** Start of Dataset records **

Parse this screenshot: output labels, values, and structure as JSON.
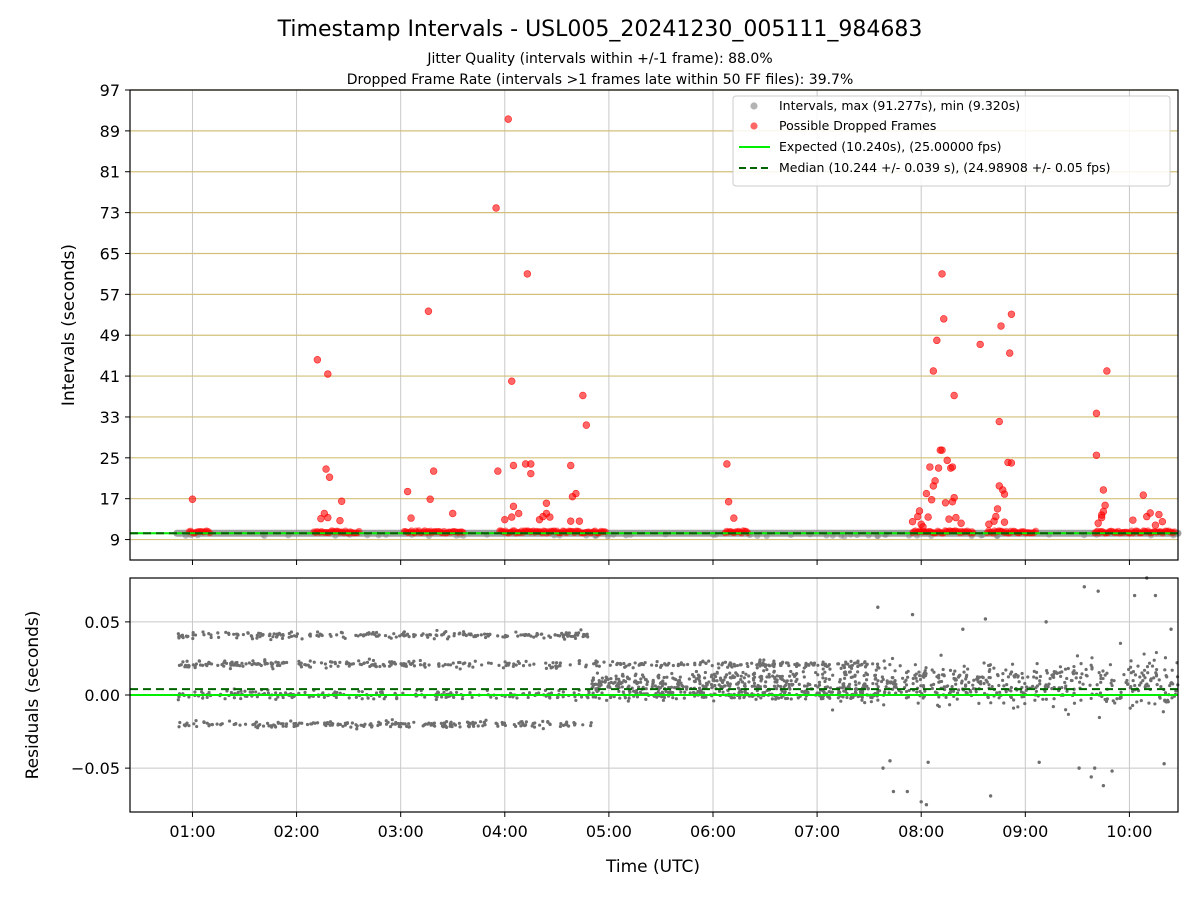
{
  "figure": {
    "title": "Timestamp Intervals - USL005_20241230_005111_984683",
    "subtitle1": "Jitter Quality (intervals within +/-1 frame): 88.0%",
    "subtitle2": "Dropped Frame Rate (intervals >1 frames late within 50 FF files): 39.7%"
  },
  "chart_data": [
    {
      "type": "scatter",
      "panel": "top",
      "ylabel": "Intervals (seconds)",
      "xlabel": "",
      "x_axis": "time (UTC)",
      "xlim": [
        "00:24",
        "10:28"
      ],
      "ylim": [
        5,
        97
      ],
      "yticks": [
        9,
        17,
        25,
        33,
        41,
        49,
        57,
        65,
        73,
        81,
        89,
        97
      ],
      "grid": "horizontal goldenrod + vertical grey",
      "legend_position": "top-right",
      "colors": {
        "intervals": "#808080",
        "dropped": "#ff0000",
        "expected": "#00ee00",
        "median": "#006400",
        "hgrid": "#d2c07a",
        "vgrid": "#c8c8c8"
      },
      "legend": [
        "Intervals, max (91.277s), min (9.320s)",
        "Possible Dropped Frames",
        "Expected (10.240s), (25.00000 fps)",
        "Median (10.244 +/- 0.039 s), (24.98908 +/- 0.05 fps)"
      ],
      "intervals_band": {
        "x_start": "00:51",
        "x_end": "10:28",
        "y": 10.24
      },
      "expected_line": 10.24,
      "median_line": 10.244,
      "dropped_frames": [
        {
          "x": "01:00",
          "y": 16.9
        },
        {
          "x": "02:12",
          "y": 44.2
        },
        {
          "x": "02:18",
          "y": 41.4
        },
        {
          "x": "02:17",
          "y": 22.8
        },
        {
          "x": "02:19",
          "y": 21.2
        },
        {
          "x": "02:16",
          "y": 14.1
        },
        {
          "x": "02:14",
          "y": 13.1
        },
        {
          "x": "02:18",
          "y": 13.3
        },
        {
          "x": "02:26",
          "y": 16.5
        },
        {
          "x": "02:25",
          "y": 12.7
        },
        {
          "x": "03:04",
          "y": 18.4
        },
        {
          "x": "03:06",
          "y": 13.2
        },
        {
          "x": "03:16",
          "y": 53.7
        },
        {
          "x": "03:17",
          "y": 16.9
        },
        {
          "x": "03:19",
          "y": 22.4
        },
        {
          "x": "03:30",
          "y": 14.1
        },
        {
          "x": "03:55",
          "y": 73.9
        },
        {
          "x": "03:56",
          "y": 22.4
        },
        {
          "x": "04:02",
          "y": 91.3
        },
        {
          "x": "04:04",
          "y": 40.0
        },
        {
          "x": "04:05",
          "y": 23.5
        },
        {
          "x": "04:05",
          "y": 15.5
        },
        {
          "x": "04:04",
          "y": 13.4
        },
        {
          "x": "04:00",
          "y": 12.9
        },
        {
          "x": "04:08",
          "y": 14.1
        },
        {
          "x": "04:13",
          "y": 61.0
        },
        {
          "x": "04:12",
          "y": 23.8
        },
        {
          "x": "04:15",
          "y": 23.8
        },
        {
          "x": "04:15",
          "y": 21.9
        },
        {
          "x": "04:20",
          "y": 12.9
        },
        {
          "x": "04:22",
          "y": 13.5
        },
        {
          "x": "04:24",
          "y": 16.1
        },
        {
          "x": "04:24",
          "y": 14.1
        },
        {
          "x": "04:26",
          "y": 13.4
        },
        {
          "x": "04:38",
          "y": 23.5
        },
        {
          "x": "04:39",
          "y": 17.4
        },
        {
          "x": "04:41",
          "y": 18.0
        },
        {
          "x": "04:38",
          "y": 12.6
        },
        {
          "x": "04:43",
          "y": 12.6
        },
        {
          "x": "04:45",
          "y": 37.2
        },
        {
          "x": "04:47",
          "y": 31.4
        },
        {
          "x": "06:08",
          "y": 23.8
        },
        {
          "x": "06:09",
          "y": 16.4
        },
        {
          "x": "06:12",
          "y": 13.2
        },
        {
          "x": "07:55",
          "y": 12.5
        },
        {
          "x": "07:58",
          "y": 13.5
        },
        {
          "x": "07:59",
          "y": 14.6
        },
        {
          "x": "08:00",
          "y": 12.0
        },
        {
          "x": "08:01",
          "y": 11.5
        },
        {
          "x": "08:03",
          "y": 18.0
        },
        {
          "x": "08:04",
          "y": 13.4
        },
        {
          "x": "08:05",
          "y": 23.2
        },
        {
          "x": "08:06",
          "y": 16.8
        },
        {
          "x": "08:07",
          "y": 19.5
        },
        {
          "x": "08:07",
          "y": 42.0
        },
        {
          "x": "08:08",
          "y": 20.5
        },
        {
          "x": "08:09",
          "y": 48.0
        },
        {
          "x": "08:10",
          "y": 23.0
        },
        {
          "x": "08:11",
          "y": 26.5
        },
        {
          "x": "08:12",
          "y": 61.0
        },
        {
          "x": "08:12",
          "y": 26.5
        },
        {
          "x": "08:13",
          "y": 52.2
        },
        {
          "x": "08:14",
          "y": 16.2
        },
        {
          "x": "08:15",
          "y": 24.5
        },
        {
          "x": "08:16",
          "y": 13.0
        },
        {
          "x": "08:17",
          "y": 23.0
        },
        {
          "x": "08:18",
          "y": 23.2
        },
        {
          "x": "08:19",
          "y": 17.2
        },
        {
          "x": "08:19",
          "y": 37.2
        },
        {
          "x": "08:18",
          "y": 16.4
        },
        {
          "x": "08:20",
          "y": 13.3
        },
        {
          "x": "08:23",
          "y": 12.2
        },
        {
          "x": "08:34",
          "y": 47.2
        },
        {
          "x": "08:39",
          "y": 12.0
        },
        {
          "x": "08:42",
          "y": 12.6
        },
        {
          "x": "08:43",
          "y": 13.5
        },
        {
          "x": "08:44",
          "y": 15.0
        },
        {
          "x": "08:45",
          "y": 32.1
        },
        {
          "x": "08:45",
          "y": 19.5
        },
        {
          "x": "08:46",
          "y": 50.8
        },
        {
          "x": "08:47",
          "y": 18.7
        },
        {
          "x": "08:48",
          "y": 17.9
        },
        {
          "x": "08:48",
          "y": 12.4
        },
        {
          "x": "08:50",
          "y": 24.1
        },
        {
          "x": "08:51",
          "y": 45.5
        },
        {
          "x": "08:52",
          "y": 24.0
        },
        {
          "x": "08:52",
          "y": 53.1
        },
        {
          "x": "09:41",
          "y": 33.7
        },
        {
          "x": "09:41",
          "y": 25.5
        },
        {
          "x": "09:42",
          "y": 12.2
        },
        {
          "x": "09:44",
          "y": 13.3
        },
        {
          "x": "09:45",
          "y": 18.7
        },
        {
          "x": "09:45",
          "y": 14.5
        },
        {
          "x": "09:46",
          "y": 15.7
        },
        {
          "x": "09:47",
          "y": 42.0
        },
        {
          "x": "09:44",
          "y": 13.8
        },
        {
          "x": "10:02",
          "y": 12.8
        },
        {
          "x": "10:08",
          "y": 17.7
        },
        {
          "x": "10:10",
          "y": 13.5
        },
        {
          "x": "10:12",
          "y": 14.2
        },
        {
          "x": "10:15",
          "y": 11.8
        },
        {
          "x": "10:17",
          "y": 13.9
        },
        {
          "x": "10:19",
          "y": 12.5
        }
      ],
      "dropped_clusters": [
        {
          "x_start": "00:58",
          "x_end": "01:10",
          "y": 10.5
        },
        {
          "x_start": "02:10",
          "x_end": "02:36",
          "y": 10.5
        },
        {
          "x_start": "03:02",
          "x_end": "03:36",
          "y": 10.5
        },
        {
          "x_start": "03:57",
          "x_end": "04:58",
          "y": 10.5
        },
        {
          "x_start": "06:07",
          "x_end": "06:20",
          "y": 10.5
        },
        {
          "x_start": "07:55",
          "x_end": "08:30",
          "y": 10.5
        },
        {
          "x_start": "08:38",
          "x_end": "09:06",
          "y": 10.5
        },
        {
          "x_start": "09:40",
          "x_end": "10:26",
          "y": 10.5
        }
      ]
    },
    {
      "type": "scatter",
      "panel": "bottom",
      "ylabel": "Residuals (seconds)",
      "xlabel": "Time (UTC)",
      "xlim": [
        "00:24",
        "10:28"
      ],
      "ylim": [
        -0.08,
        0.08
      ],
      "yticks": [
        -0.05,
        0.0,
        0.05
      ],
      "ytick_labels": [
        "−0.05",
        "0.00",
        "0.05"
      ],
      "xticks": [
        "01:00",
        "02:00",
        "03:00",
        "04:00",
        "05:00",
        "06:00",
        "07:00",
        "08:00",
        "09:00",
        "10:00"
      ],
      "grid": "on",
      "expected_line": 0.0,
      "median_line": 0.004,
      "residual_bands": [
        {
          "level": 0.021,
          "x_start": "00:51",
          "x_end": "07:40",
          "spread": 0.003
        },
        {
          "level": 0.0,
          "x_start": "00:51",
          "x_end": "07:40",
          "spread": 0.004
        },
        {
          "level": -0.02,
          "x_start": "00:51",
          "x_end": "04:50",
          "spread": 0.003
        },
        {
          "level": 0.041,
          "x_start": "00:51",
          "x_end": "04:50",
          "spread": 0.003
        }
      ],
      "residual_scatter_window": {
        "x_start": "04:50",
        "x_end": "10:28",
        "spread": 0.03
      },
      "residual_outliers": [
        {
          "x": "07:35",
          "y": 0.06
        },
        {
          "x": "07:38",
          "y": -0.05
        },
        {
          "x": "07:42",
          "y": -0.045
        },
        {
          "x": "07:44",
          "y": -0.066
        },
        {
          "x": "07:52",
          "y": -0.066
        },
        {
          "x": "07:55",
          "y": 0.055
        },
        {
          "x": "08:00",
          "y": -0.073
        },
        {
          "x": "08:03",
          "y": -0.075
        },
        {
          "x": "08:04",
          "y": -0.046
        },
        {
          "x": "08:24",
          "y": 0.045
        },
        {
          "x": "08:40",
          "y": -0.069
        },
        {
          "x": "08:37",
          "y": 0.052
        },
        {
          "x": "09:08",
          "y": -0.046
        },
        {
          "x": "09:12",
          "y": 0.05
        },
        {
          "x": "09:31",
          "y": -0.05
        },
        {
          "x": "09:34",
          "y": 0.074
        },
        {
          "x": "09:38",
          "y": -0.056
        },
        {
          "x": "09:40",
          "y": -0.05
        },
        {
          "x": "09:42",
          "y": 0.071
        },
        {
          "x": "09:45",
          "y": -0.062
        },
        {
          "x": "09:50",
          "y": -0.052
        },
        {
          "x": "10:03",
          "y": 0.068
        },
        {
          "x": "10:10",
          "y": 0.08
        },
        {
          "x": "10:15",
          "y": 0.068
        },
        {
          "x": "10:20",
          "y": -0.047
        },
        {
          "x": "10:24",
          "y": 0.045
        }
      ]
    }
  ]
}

** End of Dataset records **

**Exercise instructions**
Filter the data for the string "seconds" and copy every line that has it.

**Output**
      "ylabel": "Intervals (seconds)",
      "ylabel": "Residuals (seconds)",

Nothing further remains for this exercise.